(Saved entries)
┌──

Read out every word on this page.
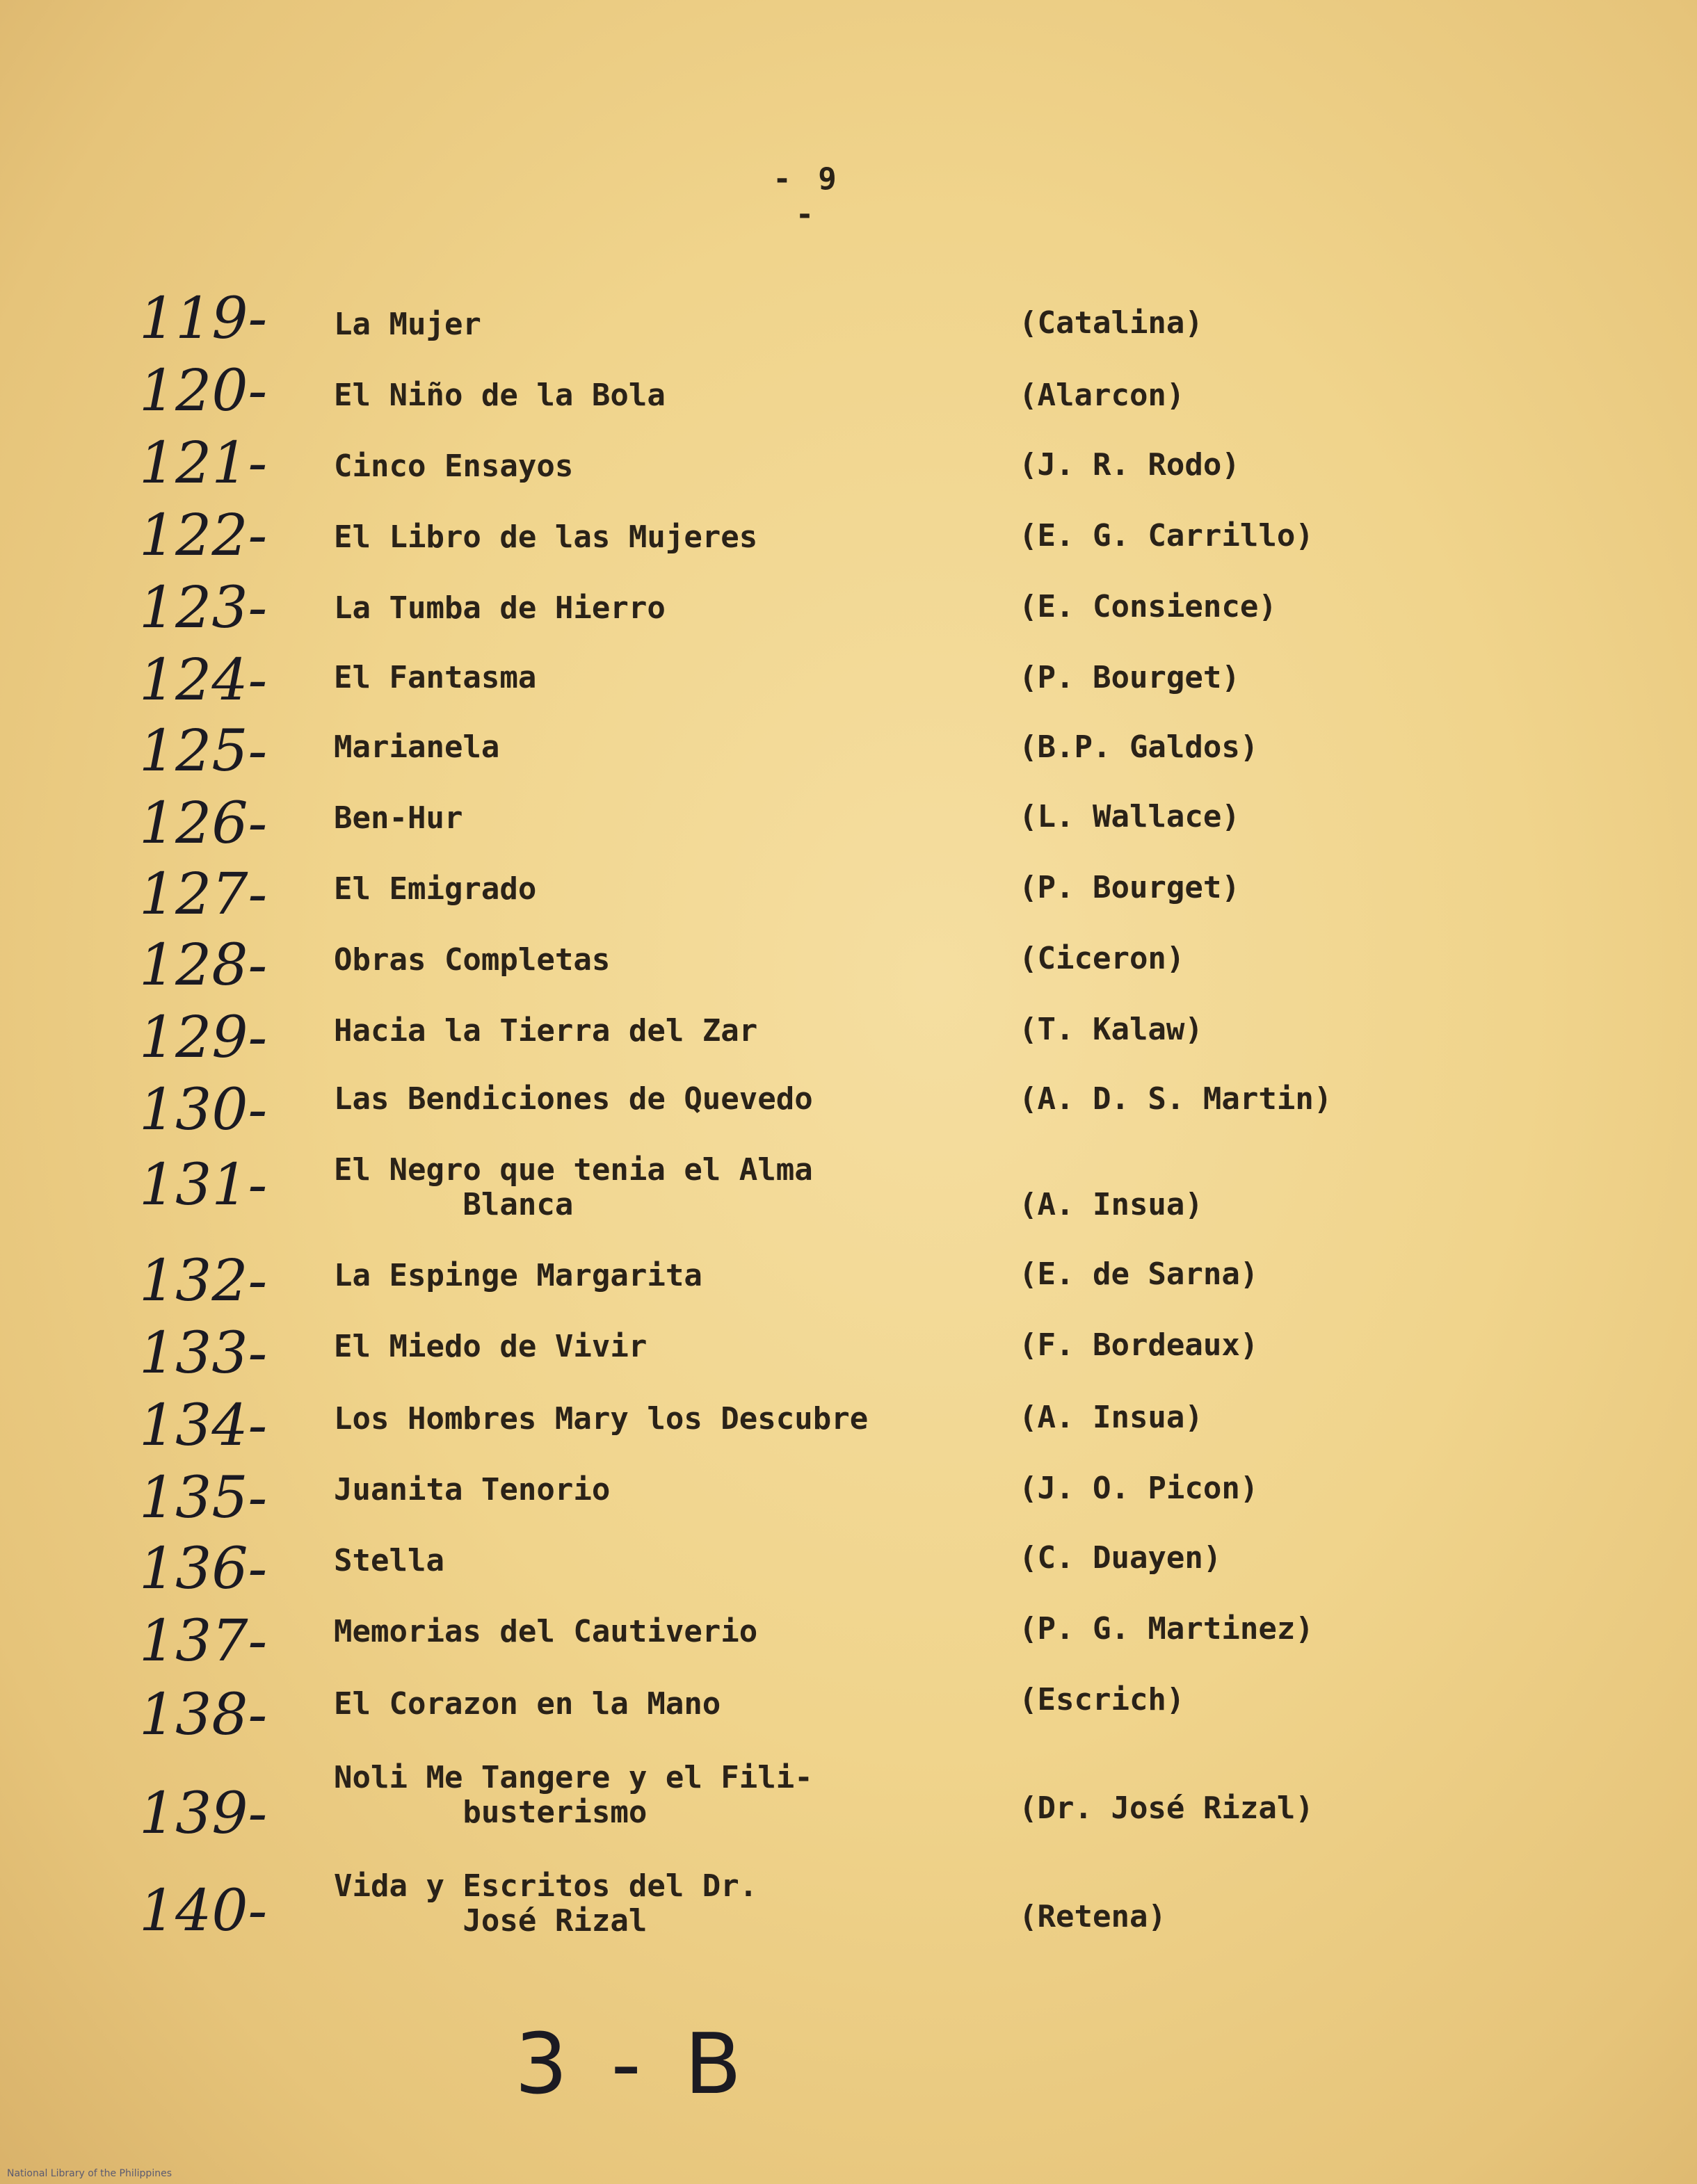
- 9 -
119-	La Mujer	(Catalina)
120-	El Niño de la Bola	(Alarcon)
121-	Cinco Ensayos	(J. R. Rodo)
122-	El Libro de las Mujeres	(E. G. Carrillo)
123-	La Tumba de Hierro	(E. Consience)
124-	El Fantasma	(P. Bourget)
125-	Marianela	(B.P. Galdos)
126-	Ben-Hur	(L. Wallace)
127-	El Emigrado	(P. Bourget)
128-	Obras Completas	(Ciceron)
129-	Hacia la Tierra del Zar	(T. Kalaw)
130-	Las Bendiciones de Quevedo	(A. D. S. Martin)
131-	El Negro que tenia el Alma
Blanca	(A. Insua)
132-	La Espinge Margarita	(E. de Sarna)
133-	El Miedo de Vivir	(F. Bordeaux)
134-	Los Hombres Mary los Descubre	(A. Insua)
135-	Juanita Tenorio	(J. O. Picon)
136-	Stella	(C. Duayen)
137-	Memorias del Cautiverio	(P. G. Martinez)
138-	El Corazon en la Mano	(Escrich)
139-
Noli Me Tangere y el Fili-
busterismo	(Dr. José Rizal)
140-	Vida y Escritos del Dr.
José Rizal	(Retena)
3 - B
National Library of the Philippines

└──

**Aim:** Keep only those lines of the records that hold "Insua", and return them.

**Answer for the task:**
Blanca	(A. Insua)
134-	Los Hombres Mary los Descubre	(A. Insua)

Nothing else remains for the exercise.